What is required
Output all lines exactly.

(Dataset records)

· · · ·

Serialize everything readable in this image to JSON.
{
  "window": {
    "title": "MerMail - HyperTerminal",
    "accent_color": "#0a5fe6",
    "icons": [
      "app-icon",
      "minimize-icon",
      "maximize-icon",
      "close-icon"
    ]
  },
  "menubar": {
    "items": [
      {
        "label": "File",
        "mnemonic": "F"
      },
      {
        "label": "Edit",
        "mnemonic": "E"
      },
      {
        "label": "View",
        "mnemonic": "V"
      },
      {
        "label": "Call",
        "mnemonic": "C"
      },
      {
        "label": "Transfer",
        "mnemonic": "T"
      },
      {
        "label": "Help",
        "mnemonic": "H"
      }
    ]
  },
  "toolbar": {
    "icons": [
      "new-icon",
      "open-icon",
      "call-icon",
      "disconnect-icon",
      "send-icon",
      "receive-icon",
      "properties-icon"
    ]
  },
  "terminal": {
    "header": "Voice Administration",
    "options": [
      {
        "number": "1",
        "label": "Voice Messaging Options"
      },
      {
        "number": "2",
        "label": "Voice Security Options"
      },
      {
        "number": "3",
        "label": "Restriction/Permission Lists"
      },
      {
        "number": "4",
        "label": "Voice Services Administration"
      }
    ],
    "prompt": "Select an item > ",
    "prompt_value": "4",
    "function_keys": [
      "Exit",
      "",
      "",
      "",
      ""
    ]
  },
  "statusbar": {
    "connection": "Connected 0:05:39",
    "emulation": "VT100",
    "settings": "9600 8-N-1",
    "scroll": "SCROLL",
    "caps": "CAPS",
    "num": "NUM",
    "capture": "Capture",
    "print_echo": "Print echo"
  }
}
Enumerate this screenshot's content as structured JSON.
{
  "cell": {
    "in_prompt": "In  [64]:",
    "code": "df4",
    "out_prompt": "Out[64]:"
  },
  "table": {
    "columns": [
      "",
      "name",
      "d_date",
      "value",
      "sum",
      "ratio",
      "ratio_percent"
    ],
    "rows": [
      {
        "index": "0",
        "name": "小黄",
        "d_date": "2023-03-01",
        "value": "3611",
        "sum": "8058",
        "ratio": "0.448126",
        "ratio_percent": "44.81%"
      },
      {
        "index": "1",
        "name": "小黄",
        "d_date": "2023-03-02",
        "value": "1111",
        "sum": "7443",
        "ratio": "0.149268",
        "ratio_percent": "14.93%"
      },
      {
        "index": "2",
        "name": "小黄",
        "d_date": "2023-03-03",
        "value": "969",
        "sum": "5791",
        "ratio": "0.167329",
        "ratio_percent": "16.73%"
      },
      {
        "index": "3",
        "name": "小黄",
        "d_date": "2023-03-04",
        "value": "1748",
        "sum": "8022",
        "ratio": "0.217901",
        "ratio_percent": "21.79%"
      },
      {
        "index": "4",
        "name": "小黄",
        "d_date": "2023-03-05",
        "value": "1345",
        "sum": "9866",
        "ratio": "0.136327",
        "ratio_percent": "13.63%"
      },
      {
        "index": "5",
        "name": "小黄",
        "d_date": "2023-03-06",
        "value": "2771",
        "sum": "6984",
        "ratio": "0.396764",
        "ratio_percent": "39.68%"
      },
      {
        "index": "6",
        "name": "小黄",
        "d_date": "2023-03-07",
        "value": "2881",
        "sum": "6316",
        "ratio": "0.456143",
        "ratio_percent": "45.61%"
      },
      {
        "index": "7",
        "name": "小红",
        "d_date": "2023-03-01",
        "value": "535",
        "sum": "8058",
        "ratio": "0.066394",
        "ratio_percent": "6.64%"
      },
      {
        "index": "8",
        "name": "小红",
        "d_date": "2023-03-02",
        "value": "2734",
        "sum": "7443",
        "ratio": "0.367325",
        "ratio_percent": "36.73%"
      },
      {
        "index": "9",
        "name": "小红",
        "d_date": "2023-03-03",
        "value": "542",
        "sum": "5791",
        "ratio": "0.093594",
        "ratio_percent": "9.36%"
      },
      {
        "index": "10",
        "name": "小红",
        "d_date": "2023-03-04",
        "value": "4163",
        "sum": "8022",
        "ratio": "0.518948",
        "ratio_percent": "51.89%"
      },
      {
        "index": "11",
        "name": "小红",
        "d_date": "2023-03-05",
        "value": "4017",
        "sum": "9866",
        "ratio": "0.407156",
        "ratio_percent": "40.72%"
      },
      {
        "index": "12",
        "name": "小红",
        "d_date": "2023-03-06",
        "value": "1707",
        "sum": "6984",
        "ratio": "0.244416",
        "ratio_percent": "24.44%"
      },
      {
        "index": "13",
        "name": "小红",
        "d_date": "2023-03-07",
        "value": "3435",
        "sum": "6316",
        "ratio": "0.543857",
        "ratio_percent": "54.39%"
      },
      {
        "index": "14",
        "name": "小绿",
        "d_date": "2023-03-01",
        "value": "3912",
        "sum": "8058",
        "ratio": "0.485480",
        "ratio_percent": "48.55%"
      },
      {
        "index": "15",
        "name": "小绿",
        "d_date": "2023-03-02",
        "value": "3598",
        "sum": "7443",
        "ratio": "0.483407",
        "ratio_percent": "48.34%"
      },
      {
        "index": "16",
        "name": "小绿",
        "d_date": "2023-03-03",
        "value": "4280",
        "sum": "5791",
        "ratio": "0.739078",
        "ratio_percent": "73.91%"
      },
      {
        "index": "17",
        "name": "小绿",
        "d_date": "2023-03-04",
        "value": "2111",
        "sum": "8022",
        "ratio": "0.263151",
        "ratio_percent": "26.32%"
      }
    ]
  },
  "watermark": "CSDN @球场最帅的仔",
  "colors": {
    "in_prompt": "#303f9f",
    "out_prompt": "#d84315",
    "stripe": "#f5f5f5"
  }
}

· · · ·

Exercise answer
Serialize everything readable in this image to JSON.
{
  "window": {
    "title": "MerMail - HyperTerminal",
    "accent_color": "#0a5fe6",
    "icons": [
      "app-icon",
      "minimize-icon",
      "maximize-icon",
      "close-icon"
    ]
  },
  "menubar": {
    "items": [
      {
        "label": "File",
        "mnemonic": "F"
      },
      {
        "label": "Edit",
        "mnemonic": "E"
      },
      {
        "label": "View",
        "mnemonic": "V"
      },
      {
        "label": "Call",
        "mnemonic": "C"
      },
      {
        "label": "Transfer",
        "mnemonic": "T"
      },
      {
        "label": "Help",
        "mnemonic": "H"
      }
    ]
  },
  "toolbar": {
    "icons": [
      "new-icon",
      "open-icon",
      "call-icon",
      "disconnect-icon",
      "send-icon",
      "receive-icon",
      "properties-icon"
    ]
  },
  "terminal": {
    "header": "Voice Administration",
    "options": [
      {
        "number": "1",
        "label": "Voice Messaging Options"
      },
      {
        "number": "2",
        "label": "Voice Security Options"
      },
      {
        "number": "3",
        "label": "Restriction/Permission Lists"
      },
      {
        "number": "4",
        "label": "Voice Services Administration"
      }
    ],
    "prompt": "Select an item > ",
    "prompt_value": "4",
    "function_keys": [
      "Exit",
      "",
      "",
      "",
      ""
    ]
  },
  "statusbar": {
    "connection": "Connected 0:05:39",
    "emulation": "VT100",
    "settings": "9600 8-N-1",
    "scroll": "SCROLL",
    "caps": "CAPS",
    "num": "NUM",
    "capture": "Capture",
    "print_echo": "Print echo"
  }
}
Enumerate this screenshot's content as structured JSON.
{
  "cell": {
    "in_prompt": "In  [64]:",
    "code": "df4",
    "out_prompt": "Out[64]:"
  },
  "table": {
    "columns": [
      "",
      "name",
      "d_date",
      "value",
      "sum",
      "ratio",
      "ratio_percent"
    ],
    "rows": [
      {
        "index": "0",
        "name": "小黄",
        "d_date": "2023-03-01",
        "value": "3611",
        "sum": "8058",
        "ratio": "0.448126",
        "ratio_percent": "44.81%"
      },
      {
        "index": "1",
        "name": "小黄",
        "d_date": "2023-03-02",
        "value": "1111",
        "sum": "7443",
        "ratio": "0.149268",
        "ratio_percent": "14.93%"
      },
      {
        "index": "2",
        "name": "小黄",
        "d_date": "2023-03-03",
        "value": "969",
        "sum": "5791",
        "ratio": "0.167329",
        "ratio_percent": "16.73%"
      },
      {
        "index": "3",
        "name": "小黄",
        "d_date": "2023-03-04",
        "value": "1748",
        "sum": "8022",
        "ratio": "0.217901",
        "ratio_percent": "21.79%"
      },
      {
        "index": "4",
        "name": "小黄",
        "d_date": "2023-03-05",
        "value": "1345",
        "sum": "9866",
        "ratio": "0.136327",
        "ratio_percent": "13.63%"
      },
      {
        "index": "5",
        "name": "小黄",
        "d_date": "2023-03-06",
        "value": "2771",
        "sum": "6984",
        "ratio": "0.396764",
        "ratio_percent": "39.68%"
      },
      {
        "index": "6",
        "name": "小黄",
        "d_date": "2023-03-07",
        "value": "2881",
        "sum": "6316",
        "ratio": "0.456143",
        "ratio_percent": "45.61%"
      },
      {
        "index": "7",
        "name": "小红",
        "d_date": "2023-03-01",
        "value": "535",
        "sum": "8058",
        "ratio": "0.066394",
        "ratio_percent": "6.64%"
      },
      {
        "index": "8",
        "name": "小红",
        "d_date": "2023-03-02",
        "value": "2734",
        "sum": "7443",
        "ratio": "0.367325",
        "ratio_percent": "36.73%"
      },
      {
        "index": "9",
        "name": "小红",
        "d_date": "2023-03-03",
        "value": "542",
        "sum": "5791",
        "ratio": "0.093594",
        "ratio_percent": "9.36%"
      },
      {
        "index": "10",
        "name": "小红",
        "d_date": "2023-03-04",
        "value": "4163",
        "sum": "8022",
        "ratio": "0.518948",
        "ratio_percent": "51.89%"
      },
      {
        "index": "11",
        "name": "小红",
        "d_date": "2023-03-05",
        "value": "4017",
        "sum": "9866",
        "ratio": "0.407156",
        "ratio_percent": "40.72%"
      },
      {
        "index": "12",
        "name": "小红",
        "d_date": "2023-03-06",
        "value": "1707",
        "sum": "6984",
        "ratio": "0.244416",
        "ratio_percent": "24.44%"
      },
      {
        "index": "13",
        "name": "小红",
        "d_date": "2023-03-07",
        "value": "3435",
        "sum": "6316",
        "ratio": "0.543857",
        "ratio_percent": "54.39%"
      },
      {
        "index": "14",
        "name": "小绿",
        "d_date": "2023-03-01",
        "value": "3912",
        "sum": "8058",
        "ratio": "0.485480",
        "ratio_percent": "48.55%"
      },
      {
        "index": "15",
        "name": "小绿",
        "d_date": "2023-03-02",
        "value": "3598",
        "sum": "7443",
        "ratio": "0.483407",
        "ratio_percent": "48.34%"
      },
      {
        "index": "16",
        "name": "小绿",
        "d_date": "2023-03-03",
        "value": "4280",
        "sum": "5791",
        "ratio": "0.739078",
        "ratio_percent": "73.91%"
      },
      {
        "index": "17",
        "name": "小绿",
        "d_date": "2023-03-04",
        "value": "2111",
        "sum": "8022",
        "ratio": "0.263151",
        "ratio_percent": "26.32%"
      }
    ]
  },
  "watermark": "CSDN @球场最帅的仔",
  "colors": {
    "in_prompt": "#303f9f",
    "out_prompt": "#d84315",
    "stripe": "#f5f5f5"
  }
}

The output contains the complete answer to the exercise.